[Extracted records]
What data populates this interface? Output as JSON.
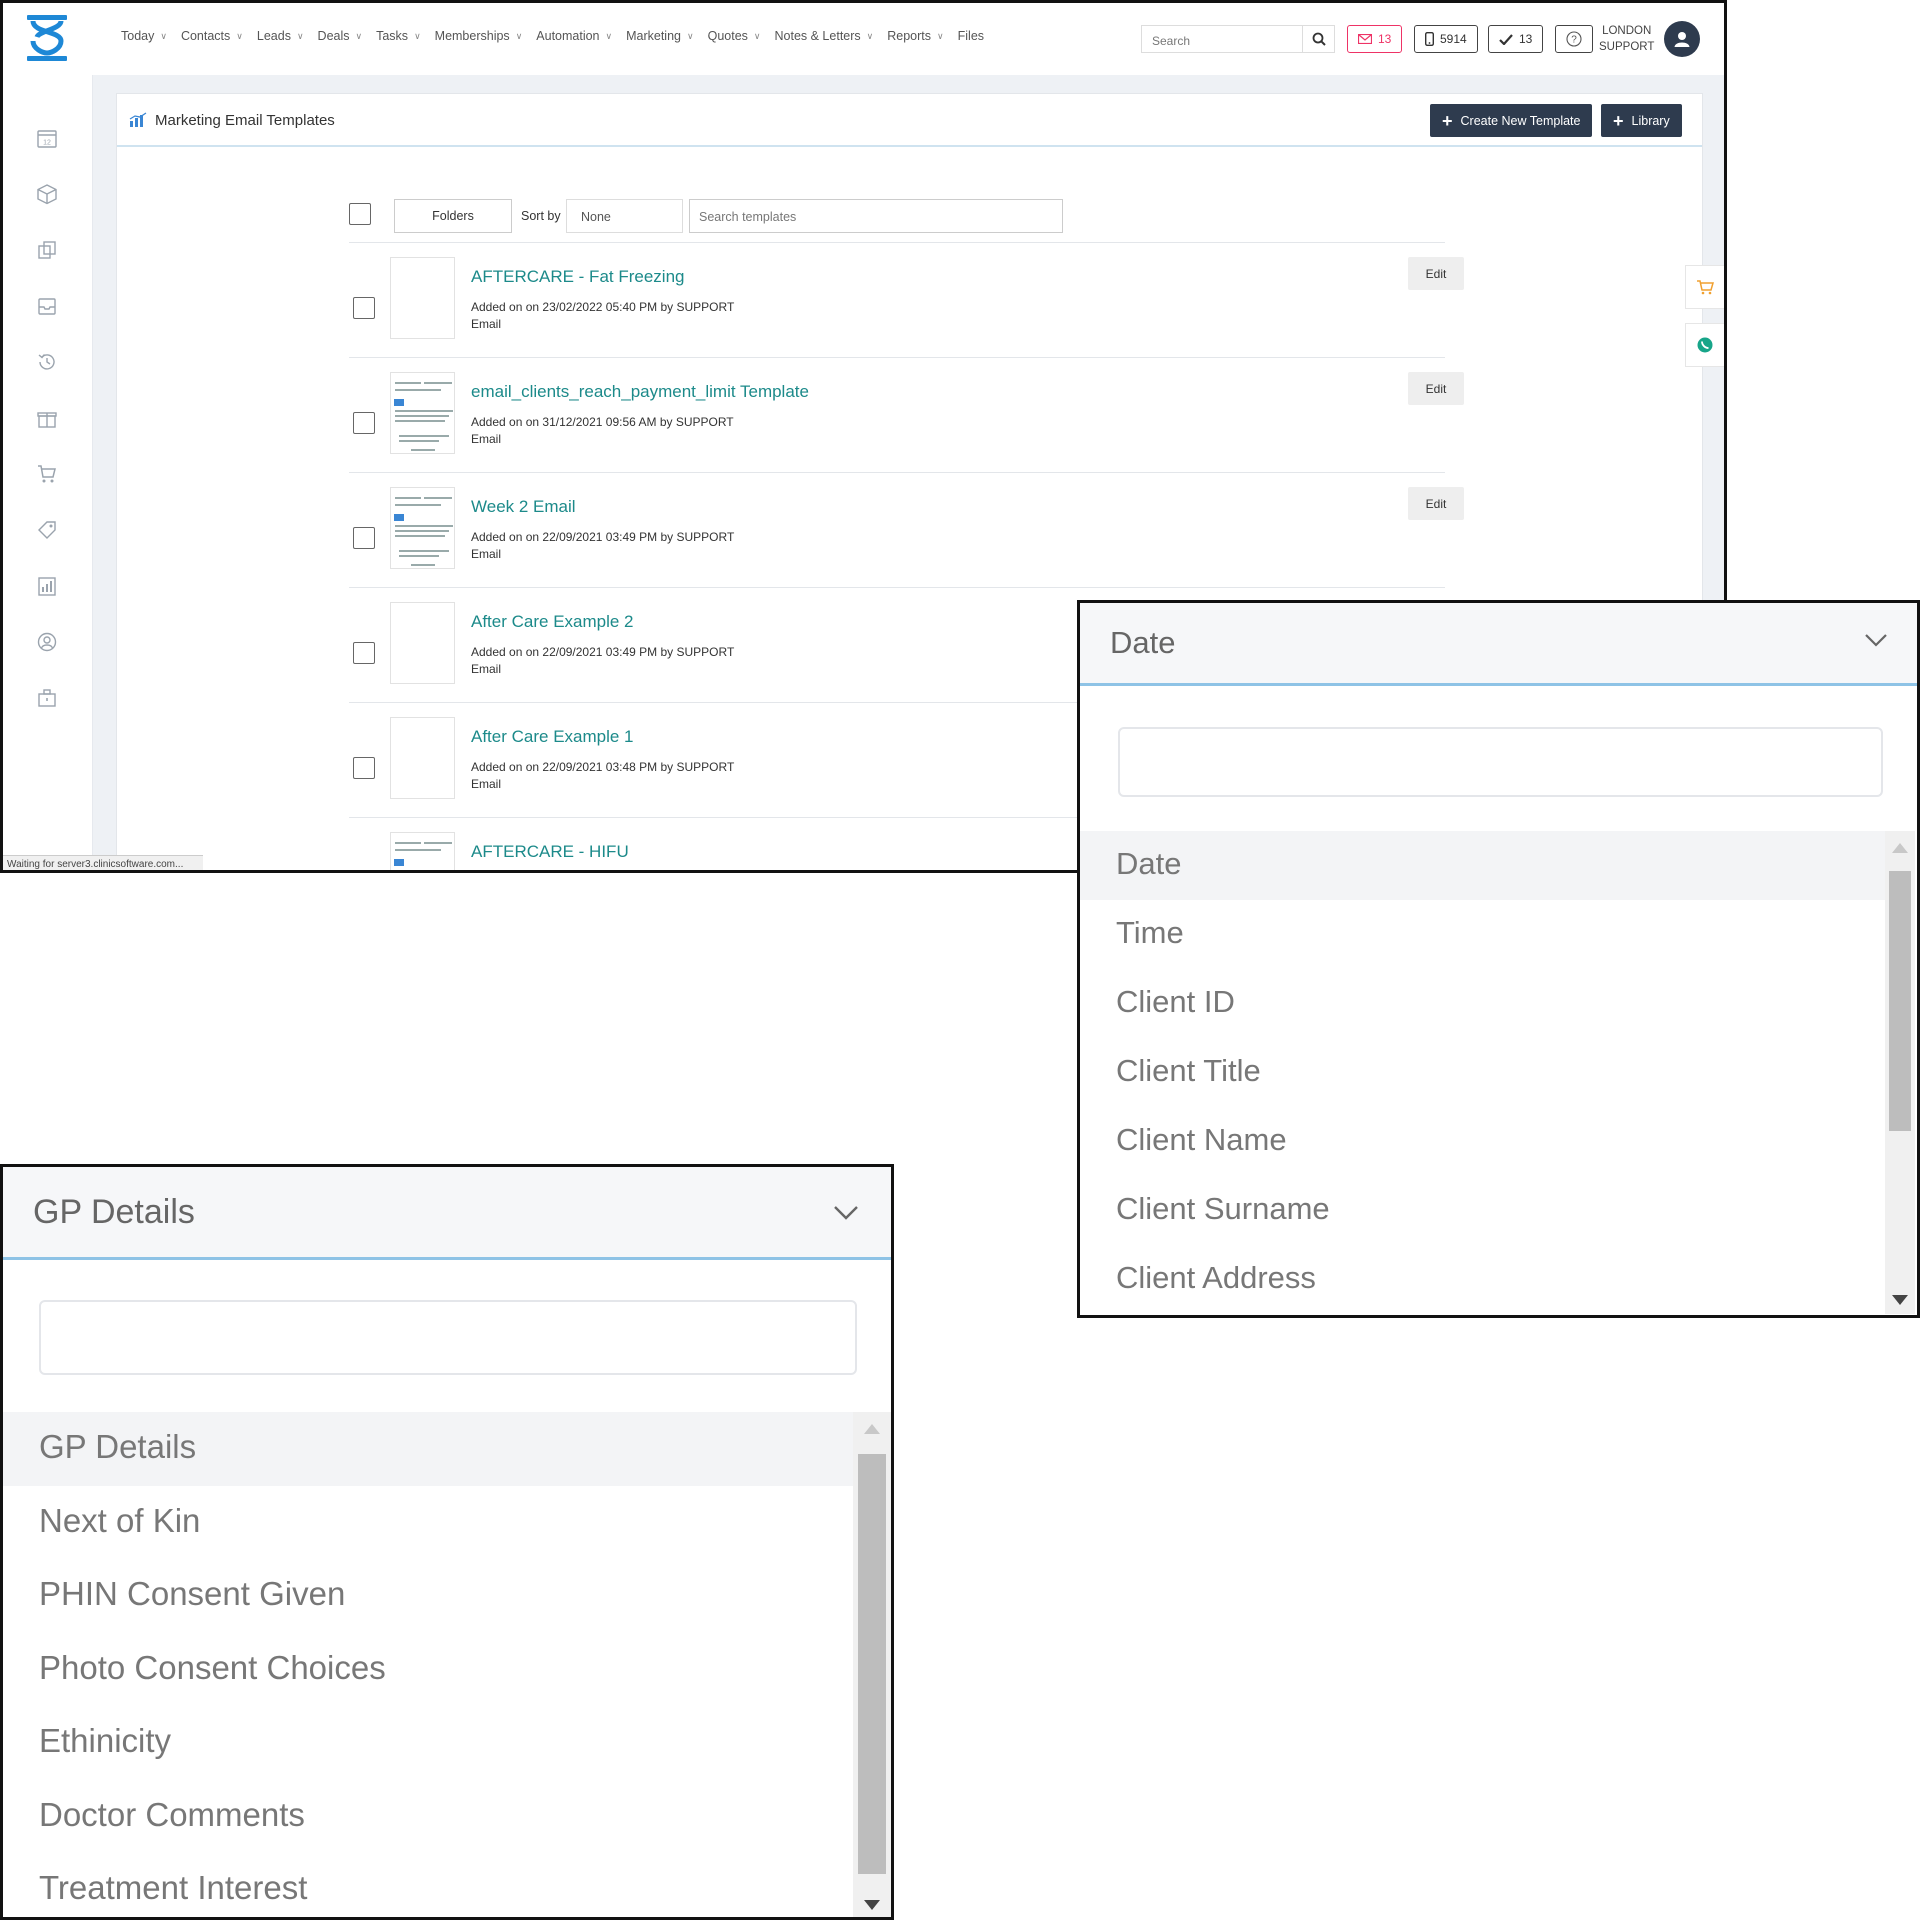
{
  "nav": {
    "items": [
      {
        "label": "Today",
        "dropdown": true
      },
      {
        "label": "Contacts",
        "dropdown": true
      },
      {
        "label": "Leads",
        "dropdown": true
      },
      {
        "label": "Deals",
        "dropdown": true
      },
      {
        "label": "Tasks",
        "dropdown": true
      },
      {
        "label": "Memberships",
        "dropdown": true
      },
      {
        "label": "Automation",
        "dropdown": true
      },
      {
        "label": "Marketing",
        "dropdown": true
      },
      {
        "label": "Quotes",
        "dropdown": true
      },
      {
        "label": "Notes & Letters",
        "dropdown": true
      },
      {
        "label": "Reports",
        "dropdown": true
      },
      {
        "label": "Files",
        "dropdown": false
      }
    ],
    "search_placeholder": "Search",
    "mail_count": "13",
    "phone_count": "5914",
    "task_count": "13",
    "user_line1": "LONDON",
    "user_line2": "SUPPORT"
  },
  "sidebar": {
    "icons": [
      "calendar-icon",
      "box-icon",
      "copy-icon",
      "inbox-icon",
      "history-icon",
      "gift-icon",
      "cart-icon",
      "tag-icon",
      "report-icon",
      "user-circle-icon",
      "briefcase-icon"
    ],
    "calendar_day": "12"
  },
  "page": {
    "title": "Marketing Email Templates",
    "create_label": "Create New Template",
    "library_label": "Library",
    "folders_label": "Folders",
    "sortby_label": "Sort by",
    "sort_value": "None",
    "search_placeholder": "Search templates"
  },
  "templates": [
    {
      "name": "AFTERCARE - Fat Freezing",
      "meta": "Added on on 23/02/2022 05:40 PM by SUPPORT",
      "type": "Email",
      "edit": "Edit",
      "thumb": false
    },
    {
      "name": "email_clients_reach_payment_limit Template",
      "meta": "Added on on 31/12/2021 09:56 AM by SUPPORT",
      "type": "Email",
      "edit": "Edit",
      "thumb": true
    },
    {
      "name": "Week 2 Email",
      "meta": "Added on on 22/09/2021 03:49 PM by SUPPORT",
      "type": "Email",
      "edit": "Edit",
      "thumb": true
    },
    {
      "name": "After Care Example 2",
      "meta": "Added on on 22/09/2021 03:49 PM by SUPPORT",
      "type": "Email",
      "edit": "",
      "thumb": false
    },
    {
      "name": "After Care Example 1",
      "meta": "Added on on 22/09/2021 03:48 PM by SUPPORT",
      "type": "Email",
      "edit": "",
      "thumb": false
    },
    {
      "name": "AFTERCARE - HIFU",
      "meta": "",
      "type": "",
      "edit": "",
      "thumb": true
    }
  ],
  "status_bar": "Waiting for server3.clinicsoftware.com...",
  "date_dropdown": {
    "selected": "Date",
    "options": [
      "Date",
      "Time",
      "Client ID",
      "Client Title",
      "Client Name",
      "Client Surname",
      "Client Address"
    ]
  },
  "gp_dropdown": {
    "selected": "GP Details",
    "options": [
      "GP Details",
      "Next of Kin",
      "PHIN Consent Given",
      "Photo Consent Choices",
      "Ethinicity",
      "Doctor Comments",
      "Treatment Interest"
    ]
  },
  "colors": {
    "accent_dark": "#2e3b4e",
    "link_teal": "#1c8a8a",
    "logo_blue": "#1e88d6",
    "focus_blue": "#8ec3e6",
    "mail_red": "#e36"
  }
}
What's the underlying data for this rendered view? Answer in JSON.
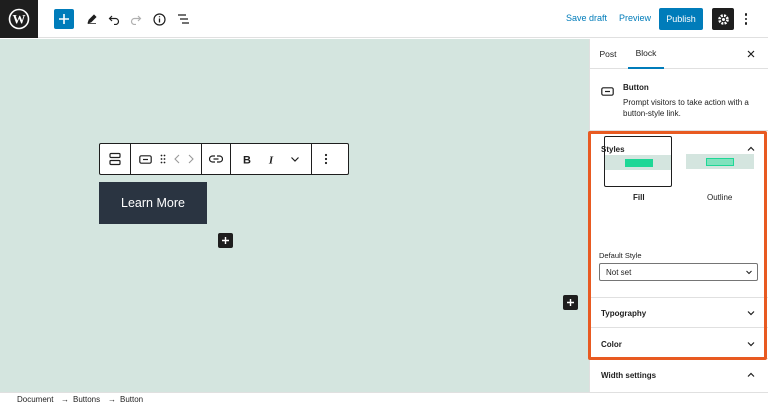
{
  "topbar": {
    "save_draft": "Save draft",
    "preview": "Preview",
    "publish": "Publish",
    "icons": [
      "wordpress-logo-icon",
      "plus-icon",
      "pencil-icon",
      "undo-icon",
      "redo-icon",
      "info-icon",
      "list-view-icon",
      "gear-icon",
      "more-vertical-icon"
    ]
  },
  "canvas": {
    "background": "#d4e5df",
    "button_label": "Learn More"
  },
  "sidebar": {
    "tabs": [
      {
        "label": "Post"
      },
      {
        "label": "Block"
      }
    ],
    "block_card": {
      "title": "Button",
      "description": "Prompt visitors to take action with a button-style link."
    },
    "styles_panel": {
      "title": "Styles",
      "options": [
        {
          "label": "Fill"
        },
        {
          "label": "Outline"
        }
      ],
      "default_style_label": "Default Style",
      "default_style_value": "Not set"
    },
    "panels": [
      {
        "title": "Typography"
      },
      {
        "title": "Color"
      },
      {
        "title": "Width settings"
      }
    ]
  },
  "breadcrumb": {
    "items": [
      "Document",
      "Buttons",
      "Button"
    ],
    "separator": "→"
  },
  "colors": {
    "accent": "#007cba",
    "highlight": "#e85a21",
    "button_dark": "#2a3441",
    "thumb_green": "#1ed796"
  }
}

▶ [What this task involves]: Go through the material above and print all of it exactly, except the pictures.

▶ [In response]:
What data populates this interface? Output as JSON.
{
  "nav": {
    "items": [
      {
        "label": "Today",
        "dropdown": true
      },
      {
        "label": "Contacts",
        "dropdown": true
      },
      {
        "label": "Leads",
        "dropdown": true
      },
      {
        "label": "Deals",
        "dropdown": true
      },
      {
        "label": "Tasks",
        "dropdown": true
      },
      {
        "label": "Memberships",
        "dropdown": true
      },
      {
        "label": "Automation",
        "dropdown": true
      },
      {
        "label": "Marketing",
        "dropdown": true
      },
      {
        "label": "Quotes",
        "dropdown": true
      },
      {
        "label": "Notes & Letters",
        "dropdown": true
      },
      {
        "label": "Reports",
        "dropdown": true
      },
      {
        "label": "Files",
        "dropdown": false
      }
    ],
    "search_placeholder": "Search",
    "mail_count": "13",
    "phone_count": "5914",
    "task_count": "13",
    "user_line1": "LONDON",
    "user_line2": "SUPPORT"
  },
  "sidebar": {
    "icons": [
      "calendar-icon",
      "box-icon",
      "copy-icon",
      "inbox-icon",
      "history-icon",
      "gift-icon",
      "cart-icon",
      "tag-icon",
      "report-icon",
      "user-circle-icon",
      "briefcase-icon"
    ],
    "calendar_day": "12"
  },
  "page": {
    "title": "Marketing Email Templates",
    "create_label": "Create New Template",
    "library_label": "Library",
    "folders_label": "Folders",
    "sortby_label": "Sort by",
    "sort_value": "None",
    "search_placeholder": "Search templates"
  },
  "templates": [
    {
      "name": "AFTERCARE - Fat Freezing",
      "meta": "Added on on 23/02/2022 05:40 PM by SUPPORT",
      "type": "Email",
      "edit": "Edit",
      "thumb": false
    },
    {
      "name": "email_clients_reach_payment_limit Template",
      "meta": "Added on on 31/12/2021 09:56 AM by SUPPORT",
      "type": "Email",
      "edit": "Edit",
      "thumb": true
    },
    {
      "name": "Week 2 Email",
      "meta": "Added on on 22/09/2021 03:49 PM by SUPPORT",
      "type": "Email",
      "edit": "Edit",
      "thumb": true
    },
    {
      "name": "After Care Example 2",
      "meta": "Added on on 22/09/2021 03:49 PM by SUPPORT",
      "type": "Email",
      "edit": "",
      "thumb": false
    },
    {
      "name": "After Care Example 1",
      "meta": "Added on on 22/09/2021 03:48 PM by SUPPORT",
      "type": "Email",
      "edit": "",
      "thumb": false
    },
    {
      "name": "AFTERCARE - HIFU",
      "meta": "",
      "type": "",
      "edit": "",
      "thumb": true
    }
  ],
  "status_bar": "Waiting for server3.clinicsoftware.com...",
  "date_dropdown": {
    "selected": "Date",
    "options": [
      "Date",
      "Time",
      "Client ID",
      "Client Title",
      "Client Name",
      "Client Surname",
      "Client Address"
    ]
  },
  "gp_dropdown": {
    "selected": "GP Details",
    "options": [
      "GP Details",
      "Next of Kin",
      "PHIN Consent Given",
      "Photo Consent Choices",
      "Ethinicity",
      "Doctor Comments",
      "Treatment Interest"
    ]
  },
  "colors": {
    "accent_dark": "#2e3b4e",
    "link_teal": "#1c8a8a",
    "logo_blue": "#1e88d6",
    "focus_blue": "#8ec3e6",
    "mail_red": "#e36"
  }
}
What's the underlying data for this rendered view? Answer in JSON.
{
  "topbar": {
    "save_draft": "Save draft",
    "preview": "Preview",
    "publish": "Publish",
    "icons": [
      "wordpress-logo-icon",
      "plus-icon",
      "pencil-icon",
      "undo-icon",
      "redo-icon",
      "info-icon",
      "list-view-icon",
      "gear-icon",
      "more-vertical-icon"
    ]
  },
  "canvas": {
    "background": "#d4e5df",
    "button_label": "Learn More"
  },
  "sidebar": {
    "tabs": [
      {
        "label": "Post"
      },
      {
        "label": "Block"
      }
    ],
    "block_card": {
      "title": "Button",
      "description": "Prompt visitors to take action with a button-style link."
    },
    "styles_panel": {
      "title": "Styles",
      "options": [
        {
          "label": "Fill"
        },
        {
          "label": "Outline"
        }
      ],
      "default_style_label": "Default Style",
      "default_style_value": "Not set"
    },
    "panels": [
      {
        "title": "Typography"
      },
      {
        "title": "Color"
      },
      {
        "title": "Width settings"
      }
    ]
  },
  "breadcrumb": {
    "items": [
      "Document",
      "Buttons",
      "Button"
    ],
    "separator": "→"
  },
  "colors": {
    "accent": "#007cba",
    "highlight": "#e85a21",
    "button_dark": "#2a3441",
    "thumb_green": "#1ed796"
  }
}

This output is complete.